____ Listed records

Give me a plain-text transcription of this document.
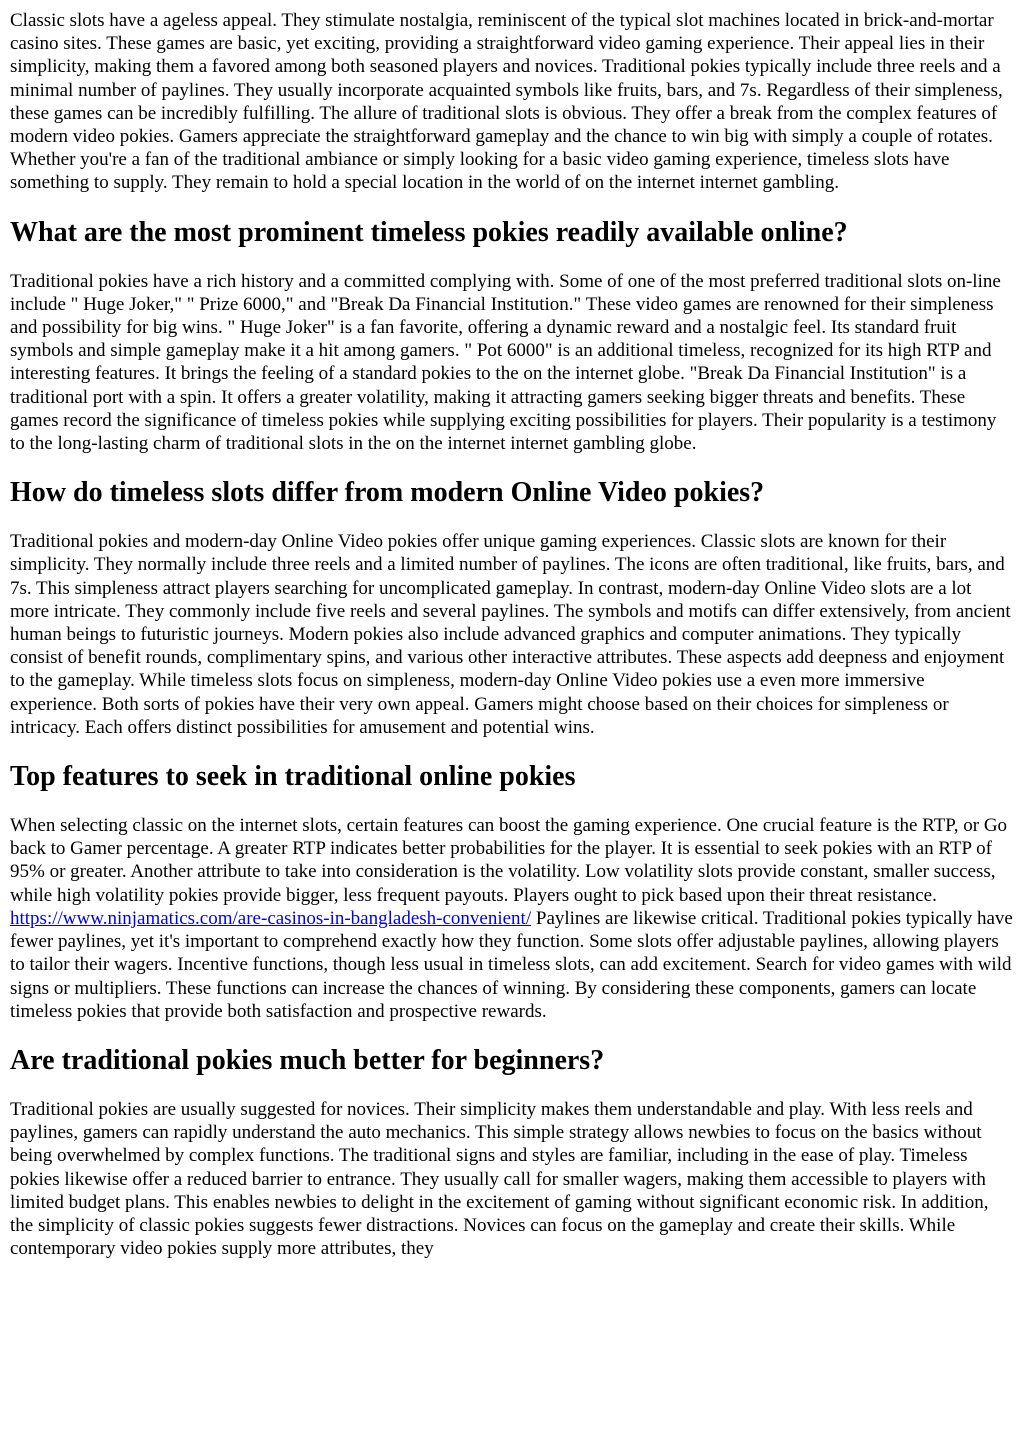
Classic slots have a ageless appeal. They stimulate nostalgia, reminiscent of the typical slot machines located in brick-and-mortar casino sites. These games are basic, yet exciting, providing a straightforward video gaming experience. Their appeal lies in their simplicity, making them a favored among both seasoned players and novices. Traditional pokies typically include three reels and a minimal number of paylines. They usually incorporate acquainted symbols like fruits, bars, and 7s. Regardless of their simpleness, these games can be incredibly fulfilling. The allure of traditional slots is obvious. They offer a break from the complex features of modern video pokies. Gamers appreciate the straightforward gameplay and the chance to win big with simply a couple of rotates. Whether you're a fan of the traditional ambiance or simply looking for a basic video gaming experience, timeless slots have something to supply. They remain to hold a special location in the world of on the internet internet gambling.

What are the most prominent timeless pokies readily available online?

Traditional pokies have a rich history and a committed complying with. Some of one of the most preferred traditional slots on-line include " Huge Joker," " Prize 6000," and "Break Da Financial Institution." These video games are renowned for their simpleness and possibility for big wins. " Huge Joker" is a fan favorite, offering a dynamic reward and a nostalgic feel. Its standard fruit symbols and simple gameplay make it a hit among gamers. " Pot 6000" is an additional timeless, recognized for its high RTP and interesting features. It brings the feeling of a standard pokies to the on the internet globe. "Break Da Financial Institution" is a traditional port with a spin. It offers a greater volatility, making it attracting gamers seeking bigger threats and benefits. These games record the significance of timeless pokies while supplying exciting possibilities for players. Their popularity is a testimony to the long-lasting charm of traditional slots in the on the internet internet gambling globe.

How do timeless slots differ from modern Online Video pokies?

Traditional pokies and modern-day Online Video pokies offer unique gaming experiences. Classic slots are known for their simplicity. They normally include three reels and a limited number of paylines. The icons are often traditional, like fruits, bars, and 7s. This simpleness attract players searching for uncomplicated gameplay. In contrast, modern-day Online Video slots are a lot more intricate. They commonly include five reels and several paylines. The symbols and motifs can differ extensively, from ancient human beings to futuristic journeys. Modern pokies also include advanced graphics and computer animations. They typically consist of benefit rounds, complimentary spins, and various other interactive attributes. These aspects add deepness and enjoyment to the gameplay. While timeless slots focus on simpleness, modern-day Online Video pokies use a even more immersive experience. Both sorts of pokies have their very own appeal. Gamers might choose based on their choices for simpleness or intricacy. Each offers distinct possibilities for amusement and potential wins.

Top features to seek in traditional online pokies

When selecting classic on the internet slots, certain features can boost the gaming experience. One crucial feature is the RTP, or Go back to Gamer percentage. A greater RTP indicates better probabilities for the player. It is essential to seek pokies with an RTP of 95% or greater. Another attribute to take into consideration is the volatility. Low volatility slots provide constant, smaller success, while high volatility pokies provide bigger, less frequent payouts. Players ought to pick based upon their threat resistance. https://www.ninjamatics.com/are-casinos-in-bangladesh-convenient/ Paylines are likewise critical. Traditional pokies typically have fewer paylines, yet it's important to comprehend exactly how they function. Some slots offer adjustable paylines, allowing players to tailor their wagers. Incentive functions, though less usual in timeless slots, can add excitement. Search for video games with wild signs or multipliers. These functions can increase the chances of winning. By considering these components, gamers can locate timeless pokies that provide both satisfaction and prospective rewards.

Are traditional pokies much better for beginners?

Traditional pokies are usually suggested for novices. Their simplicity makes them understandable and play. With less reels and paylines, gamers can rapidly understand the auto mechanics. This simple strategy allows newbies to focus on the basics without being overwhelmed by complex functions. The traditional signs and styles are familiar, including in the ease of play. Timeless pokies likewise offer a reduced barrier to entrance. They usually call for smaller wagers, making them accessible to players with limited budget plans. This enables newbies to delight in the excitement of gaming without significant economic risk. In addition, the simplicity of classic pokies suggests fewer distractions. Novices can focus on the gameplay and create their skills. While contemporary video pokies supply more attributes, they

________

[Given task] Copy all lines from the material that contain "differ".

[Written answer]
How do timeless slots differ from modern Online Video pokies?
Traditional pokies and modern-day Online Video pokies offer unique gaming experiences. Classic slots are known for their simplicity. They normally include three reels and a limited number of paylines. The icons are often traditional, like fruits, bars, and 7s. This simpleness attract players searching for uncomplicated gameplay. In contrast, modern-day Online Video slots are a lot more intricate. They commonly include five reels and several paylines. The symbols and motifs can differ extensively, from ancient human beings to futuristic journeys. Modern pokies also include advanced graphics and computer animations. They typically consist of benefit rounds, complimentary spins, and various other interactive attributes. These aspects add deepness and enjoyment to the gameplay. While timeless slots focus on simpleness, modern-day Online Video pokies use a even more immersive experience. Both sorts of pokies have their very own appeal. Gamers might choose based on their choices for simpleness or intricacy. Each offers distinct possibilities for amusement and potential wins.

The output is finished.